EXERCISE BRIEF: Repeat each line exactly, leaving nothing out.

[Stored records]
— START —
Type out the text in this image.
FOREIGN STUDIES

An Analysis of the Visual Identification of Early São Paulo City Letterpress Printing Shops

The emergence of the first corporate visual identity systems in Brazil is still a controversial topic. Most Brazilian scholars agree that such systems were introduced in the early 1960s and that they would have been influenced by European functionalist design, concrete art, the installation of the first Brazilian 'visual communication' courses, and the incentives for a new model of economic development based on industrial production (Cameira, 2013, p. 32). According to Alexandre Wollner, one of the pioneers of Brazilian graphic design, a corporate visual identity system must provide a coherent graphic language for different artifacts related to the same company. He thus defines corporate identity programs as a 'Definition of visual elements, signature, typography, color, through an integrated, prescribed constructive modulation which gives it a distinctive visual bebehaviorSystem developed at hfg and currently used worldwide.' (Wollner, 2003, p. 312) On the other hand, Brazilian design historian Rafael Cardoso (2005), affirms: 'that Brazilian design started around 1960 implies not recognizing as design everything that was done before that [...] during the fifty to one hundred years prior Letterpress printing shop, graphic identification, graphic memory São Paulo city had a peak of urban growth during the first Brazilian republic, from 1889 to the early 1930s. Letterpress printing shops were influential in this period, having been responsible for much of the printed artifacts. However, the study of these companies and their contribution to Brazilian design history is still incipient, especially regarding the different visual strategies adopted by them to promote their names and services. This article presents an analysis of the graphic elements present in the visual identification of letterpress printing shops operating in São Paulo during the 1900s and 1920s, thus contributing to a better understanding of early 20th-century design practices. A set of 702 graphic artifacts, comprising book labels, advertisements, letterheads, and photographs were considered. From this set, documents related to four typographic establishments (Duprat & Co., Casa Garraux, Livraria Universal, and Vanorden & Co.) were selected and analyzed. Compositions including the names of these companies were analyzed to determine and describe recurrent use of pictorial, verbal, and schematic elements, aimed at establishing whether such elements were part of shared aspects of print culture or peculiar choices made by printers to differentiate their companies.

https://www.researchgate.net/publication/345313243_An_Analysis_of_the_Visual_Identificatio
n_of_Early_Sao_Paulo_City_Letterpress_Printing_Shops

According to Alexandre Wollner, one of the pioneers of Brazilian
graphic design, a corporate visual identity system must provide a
— END —
SOLUTION FOR THIS EXERCISE:
Type out the text in this image.
FOREIGN STUDIES

An Analysis of the Visual Identification of Early São Paulo City Letterpress Printing Shops

The emergence of the first corporate visual identity systems in Brazil is still a controversial topic. Most Brazilian scholars agree that such systems were introduced in the early 1960s and that they would have been influenced by European functionalist design, concrete art, the installation of the first Brazilian 'visual communication' courses, and the incentives for a new model of economic development based on industrial production (Cameira, 2013, p. 32). According to Alexandre Wollner, one of the pioneers of Brazilian graphic design, a corporate visual identity system must provide a coherent graphic language for different artifacts related to the same company. He thus defines corporate identity programs as a 'Definition of visual elements, signature, typography, color, through an integrated, prescribed constructive modulation which gives it a distinctive visual bebehaviorSystem developed at hfg and currently used worldwide.' (Wollner, 2003, p. 312) On the other hand, Brazilian design historian Rafael Cardoso (2005), affirms: 'that Brazilian design started around 1960 implies not recognizing as design everything that was done before that [...] during the fifty to one hundred years prior Letterpress printing shop, graphic identification, graphic memory São Paulo city had a peak of urban growth during the first Brazilian republic, from 1889 to the early 1930s. Letterpress printing shops were influential in this period, having been responsible for much of the printed artifacts. However, the study of these companies and their contribution to Brazilian design history is still incipient, especially regarding the different visual strategies adopted by them to promote their names and services. This article presents an analysis of the graphic elements present in the visual identification of letterpress printing shops operating in São Paulo during the 1900s and 1920s, thus contributing to a better understanding of early 20th-century design practices. A set of 702 graphic artifacts, comprising book labels, advertisements, letterheads, and photographs were considered. From this set, documents related to four typographic establishments (Duprat & Co., Casa Garraux, Livraria Universal, and Vanorden & Co.) were selected and analyzed. Compositions including the names of these companies were analyzed to determine and describe recurrent use of pictorial, verbal, and schematic elements, aimed at establishing whether such elements were part of shared aspects of print culture or peculiar choices made by printers to differentiate their companies.

https://www.researchgate.net/publication/345313243_An_Analysis_of_the_Visual_Identificatio
n_of_Early_Sao_Paulo_City_Letterpress_Printing_Shops

According to Alexandre Wollner, one of the pioneers of Brazilian
graphic design, a corporate visual identity system must provide a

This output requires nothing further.